» **Cose da fare**
1) Nel racconto sulla lezione dedicata a Greta Thunberg, quanti biglietti con i cognomi degli studenti vengono compilati?
2) Ripeti tale e quale il passo del racconto sulla lezione dedicata a Greta Thunberg che va da "Così ho fatto" fino a "potenti della terra." incluso.

» **Sezione del documento**
****

Così ho fatto loro vedere in aula multimediale gli interventi di (pronunciare Greta Tunbei e non Greta Tanberg come tanti giornalisti televisivi) Thunberg prima al COP di Katowice e poi a Davos. Greta ha un faccino strano (dicono che abbia la sindrome di Asperger), da bimba, ma un cervello micidiale. Ha una capacità oratoria fenomenale: parla pacata, con paratassi incalzante e disarmante. Parla inglese fluente. Parla agli adulti lei! Dice lei agli adulti che non sono maturi loro! I miei bambini di prima erano a bocca aperta vedendo che una quindicenne-sedicenne con la vocina da bambina diceva cose così chiare e tremende e intelligenti a una platea di uomini e donne, i potenti della terra.

 

 

Ho detto di stamparsi a casa il discorso di Greta, 3 minuti. Di leggerlo, che avremmo fatto una verifica in classe su quello. Le prime della classe sono arrivate con faldoni di carta e foto, pronte a svettare verso l’agognato 10 che non prendono con me da settembre perché le faccio scrivere e l’italiano lo scrivono male. Invece le frego, le violine. Davanti a loro compilo 25 biglietti con i loro cognomi. Poi nomino “teste di serie” i sei studenti e studentesse che hanno le migliori performance cognitive: loro saranno i capi di gruppi di quattro compagni che estraggo sotto il loro naso. «Formate isole di 4 banchi» e cominciamo.

 

 

 

Devono mettere insieme una sintesi del discorso di Greta, ragionarlo, e dire la loro: cosa posso fare io, oggi, per il clima? Poi come chiusa chiedo 5 righe di report su come ciascuno ha individualmente contribuito al lavoro. Le violine sono un po’ seccate, ma alcune si mettono sotto e trainano i compagni bambinelli, tontoloni o cialtroni. Questi ultimi avranno come voto individuale un -1 o -2 o -3 sulla valutazione del gruppo, in base al loro non collaborare. Uno sputa sul lavoro di un altro gruppo e gli do 4 e una nota disciplinare, poi il giorno dopo gli faccio davanti un lungo discorso su come lui possa davvero diventare simpatico, ai compagni, e non più antipatico; «a scuola vuoi stare bene o male?» Lui risponde «voglio stare bene»: E allora smettila di fare dispetti a tutti! Non è meglio essere accolto da un sorriso invece che da un fuggi-fuggi? Ha detto che ci penserà su.

****

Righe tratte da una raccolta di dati
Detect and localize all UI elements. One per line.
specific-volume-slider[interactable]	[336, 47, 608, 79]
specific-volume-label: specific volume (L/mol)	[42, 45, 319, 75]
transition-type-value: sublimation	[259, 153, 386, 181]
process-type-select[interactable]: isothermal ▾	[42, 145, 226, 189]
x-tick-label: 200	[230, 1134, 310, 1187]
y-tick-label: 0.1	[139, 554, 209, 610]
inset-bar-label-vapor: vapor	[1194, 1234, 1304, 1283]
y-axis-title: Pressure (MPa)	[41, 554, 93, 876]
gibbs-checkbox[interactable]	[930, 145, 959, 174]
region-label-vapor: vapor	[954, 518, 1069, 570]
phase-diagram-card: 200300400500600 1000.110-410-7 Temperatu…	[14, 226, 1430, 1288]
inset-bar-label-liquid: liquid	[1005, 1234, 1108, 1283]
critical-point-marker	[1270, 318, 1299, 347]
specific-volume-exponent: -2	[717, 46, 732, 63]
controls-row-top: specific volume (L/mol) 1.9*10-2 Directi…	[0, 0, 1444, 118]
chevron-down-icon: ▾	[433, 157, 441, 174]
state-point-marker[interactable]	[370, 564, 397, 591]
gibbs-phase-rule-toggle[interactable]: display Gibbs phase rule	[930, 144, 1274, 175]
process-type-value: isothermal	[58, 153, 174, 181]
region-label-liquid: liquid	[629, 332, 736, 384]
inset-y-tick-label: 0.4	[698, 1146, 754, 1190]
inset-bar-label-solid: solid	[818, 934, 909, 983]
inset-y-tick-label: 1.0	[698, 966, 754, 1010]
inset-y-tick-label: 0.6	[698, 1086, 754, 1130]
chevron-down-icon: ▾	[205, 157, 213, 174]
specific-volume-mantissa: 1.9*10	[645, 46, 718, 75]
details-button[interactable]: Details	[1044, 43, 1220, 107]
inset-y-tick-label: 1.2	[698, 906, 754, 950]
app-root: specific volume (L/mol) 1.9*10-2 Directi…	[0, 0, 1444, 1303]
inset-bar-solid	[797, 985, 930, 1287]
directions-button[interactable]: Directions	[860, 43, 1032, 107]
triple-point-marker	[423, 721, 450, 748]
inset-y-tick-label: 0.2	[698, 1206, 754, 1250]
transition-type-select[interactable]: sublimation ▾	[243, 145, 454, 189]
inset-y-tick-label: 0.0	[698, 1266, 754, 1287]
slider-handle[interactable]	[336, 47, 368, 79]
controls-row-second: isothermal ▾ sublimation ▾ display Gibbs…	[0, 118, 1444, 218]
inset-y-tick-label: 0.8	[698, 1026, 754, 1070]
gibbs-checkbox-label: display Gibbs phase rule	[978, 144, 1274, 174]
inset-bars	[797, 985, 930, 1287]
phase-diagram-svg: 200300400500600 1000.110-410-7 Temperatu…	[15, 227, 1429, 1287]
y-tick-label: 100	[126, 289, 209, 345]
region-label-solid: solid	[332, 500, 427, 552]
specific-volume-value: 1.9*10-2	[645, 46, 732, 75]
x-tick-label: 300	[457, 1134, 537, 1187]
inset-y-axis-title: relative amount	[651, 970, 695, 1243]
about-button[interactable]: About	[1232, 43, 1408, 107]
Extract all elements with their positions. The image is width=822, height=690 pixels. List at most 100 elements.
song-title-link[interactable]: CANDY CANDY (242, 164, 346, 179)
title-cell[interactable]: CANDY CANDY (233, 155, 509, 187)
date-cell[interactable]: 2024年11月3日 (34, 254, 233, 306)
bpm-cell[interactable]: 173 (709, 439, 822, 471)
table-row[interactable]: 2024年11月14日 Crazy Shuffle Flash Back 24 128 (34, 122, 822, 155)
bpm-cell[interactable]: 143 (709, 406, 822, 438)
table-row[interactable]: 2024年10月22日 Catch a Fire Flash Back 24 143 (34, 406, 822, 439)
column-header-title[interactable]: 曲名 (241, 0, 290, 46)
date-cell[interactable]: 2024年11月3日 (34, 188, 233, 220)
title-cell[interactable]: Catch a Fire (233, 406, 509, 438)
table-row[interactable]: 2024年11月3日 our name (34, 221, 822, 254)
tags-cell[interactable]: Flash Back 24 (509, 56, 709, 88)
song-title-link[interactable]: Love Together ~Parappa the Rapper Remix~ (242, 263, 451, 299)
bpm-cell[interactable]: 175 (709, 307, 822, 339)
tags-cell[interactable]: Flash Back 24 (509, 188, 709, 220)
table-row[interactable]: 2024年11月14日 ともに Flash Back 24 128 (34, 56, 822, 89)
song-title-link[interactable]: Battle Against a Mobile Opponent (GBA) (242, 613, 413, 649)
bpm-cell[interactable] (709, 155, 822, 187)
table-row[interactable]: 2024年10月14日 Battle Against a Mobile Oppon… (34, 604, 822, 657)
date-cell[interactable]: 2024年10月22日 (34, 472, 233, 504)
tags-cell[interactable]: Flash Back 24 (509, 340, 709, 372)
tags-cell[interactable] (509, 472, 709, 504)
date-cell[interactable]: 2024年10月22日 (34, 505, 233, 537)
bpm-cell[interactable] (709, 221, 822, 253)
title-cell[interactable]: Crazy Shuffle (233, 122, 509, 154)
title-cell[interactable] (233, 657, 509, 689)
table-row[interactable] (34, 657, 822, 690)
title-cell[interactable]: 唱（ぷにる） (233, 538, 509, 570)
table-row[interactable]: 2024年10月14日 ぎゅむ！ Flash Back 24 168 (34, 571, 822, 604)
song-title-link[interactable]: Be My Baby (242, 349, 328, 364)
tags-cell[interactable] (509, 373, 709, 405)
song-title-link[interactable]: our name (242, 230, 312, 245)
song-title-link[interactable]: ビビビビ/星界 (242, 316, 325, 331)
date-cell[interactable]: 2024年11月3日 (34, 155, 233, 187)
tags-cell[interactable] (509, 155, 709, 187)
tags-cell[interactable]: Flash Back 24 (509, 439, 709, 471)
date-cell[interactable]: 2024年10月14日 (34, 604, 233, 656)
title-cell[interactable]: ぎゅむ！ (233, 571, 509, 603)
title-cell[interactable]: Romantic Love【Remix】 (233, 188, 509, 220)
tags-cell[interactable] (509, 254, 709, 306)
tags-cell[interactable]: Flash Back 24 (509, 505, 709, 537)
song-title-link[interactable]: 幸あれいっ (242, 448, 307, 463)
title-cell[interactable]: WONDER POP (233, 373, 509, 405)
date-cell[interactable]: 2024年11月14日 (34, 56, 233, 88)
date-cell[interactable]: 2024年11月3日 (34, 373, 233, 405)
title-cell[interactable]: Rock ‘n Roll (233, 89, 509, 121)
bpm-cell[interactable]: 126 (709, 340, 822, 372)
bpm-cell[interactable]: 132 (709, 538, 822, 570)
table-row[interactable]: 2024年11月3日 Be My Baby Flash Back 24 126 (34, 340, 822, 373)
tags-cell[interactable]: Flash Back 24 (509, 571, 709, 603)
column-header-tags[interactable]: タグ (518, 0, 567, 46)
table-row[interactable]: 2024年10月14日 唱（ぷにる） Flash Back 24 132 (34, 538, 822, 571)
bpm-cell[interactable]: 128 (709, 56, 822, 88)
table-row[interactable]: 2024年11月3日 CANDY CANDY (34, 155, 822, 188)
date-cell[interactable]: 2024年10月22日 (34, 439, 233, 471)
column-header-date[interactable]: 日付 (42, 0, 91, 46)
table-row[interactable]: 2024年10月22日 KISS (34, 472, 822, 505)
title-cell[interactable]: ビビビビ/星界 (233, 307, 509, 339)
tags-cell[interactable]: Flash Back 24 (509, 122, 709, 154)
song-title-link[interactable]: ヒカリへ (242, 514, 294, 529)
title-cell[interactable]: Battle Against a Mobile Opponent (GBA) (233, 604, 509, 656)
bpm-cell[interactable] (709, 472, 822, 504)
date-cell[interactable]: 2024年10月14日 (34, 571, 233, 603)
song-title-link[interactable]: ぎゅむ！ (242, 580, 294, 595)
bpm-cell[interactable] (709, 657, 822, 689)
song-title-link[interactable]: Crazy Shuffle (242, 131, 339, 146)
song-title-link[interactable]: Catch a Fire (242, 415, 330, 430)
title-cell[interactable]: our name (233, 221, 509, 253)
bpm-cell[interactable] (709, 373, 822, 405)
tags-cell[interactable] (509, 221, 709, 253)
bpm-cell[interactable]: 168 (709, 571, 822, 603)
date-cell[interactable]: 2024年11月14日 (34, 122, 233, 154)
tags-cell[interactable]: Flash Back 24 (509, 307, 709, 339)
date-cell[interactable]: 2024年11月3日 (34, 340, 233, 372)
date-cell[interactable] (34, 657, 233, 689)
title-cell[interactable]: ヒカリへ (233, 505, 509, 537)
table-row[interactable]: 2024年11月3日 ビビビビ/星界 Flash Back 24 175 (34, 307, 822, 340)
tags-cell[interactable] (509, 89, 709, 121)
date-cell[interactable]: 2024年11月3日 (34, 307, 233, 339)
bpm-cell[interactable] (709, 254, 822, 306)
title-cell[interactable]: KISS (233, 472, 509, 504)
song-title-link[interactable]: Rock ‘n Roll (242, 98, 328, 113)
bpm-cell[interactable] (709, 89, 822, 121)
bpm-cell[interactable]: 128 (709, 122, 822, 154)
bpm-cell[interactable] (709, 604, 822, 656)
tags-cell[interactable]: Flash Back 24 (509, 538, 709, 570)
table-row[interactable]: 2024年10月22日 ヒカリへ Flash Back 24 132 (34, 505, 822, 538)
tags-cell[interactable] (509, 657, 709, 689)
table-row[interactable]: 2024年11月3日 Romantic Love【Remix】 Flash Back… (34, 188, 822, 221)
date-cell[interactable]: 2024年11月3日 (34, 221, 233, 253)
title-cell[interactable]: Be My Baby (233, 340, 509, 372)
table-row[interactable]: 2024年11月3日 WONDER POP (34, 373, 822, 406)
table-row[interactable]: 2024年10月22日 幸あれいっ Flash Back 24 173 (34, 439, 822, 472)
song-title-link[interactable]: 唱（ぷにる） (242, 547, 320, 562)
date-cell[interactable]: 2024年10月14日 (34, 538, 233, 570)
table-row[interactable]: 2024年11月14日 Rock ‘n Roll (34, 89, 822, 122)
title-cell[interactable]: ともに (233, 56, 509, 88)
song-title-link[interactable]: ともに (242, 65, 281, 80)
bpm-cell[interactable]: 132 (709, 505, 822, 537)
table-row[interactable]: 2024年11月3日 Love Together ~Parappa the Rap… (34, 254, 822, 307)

****

» **Risposte attese**
1) 25 biglietti.

2)
Così ho fatto loro vedere in aula multimediale gli interventi di (pronunciare Greta Tunbei e non Greta Tanberg come tanti giornalisti televisivi) Thunberg prima al COP di Katowice e poi a Davos. Greta ha un faccino strano (dicono che abbia la sindrome di Asperger), da bimba, ma un cervello micidiale. Ha una capacità oratoria fenomenale: parla pacata, con paratassi incalzante e disarmante. Parla inglese fluente. Parla agli adulti lei! Dice lei agli adulti che non sono maturi loro! I miei bambini di prima erano a bocca aperta vedendo che una quindicenne-sedicenne con la vocina da bambina diceva cose così chiare e tremende e intelligenti a una platea di uomini e donne, i potenti della terra.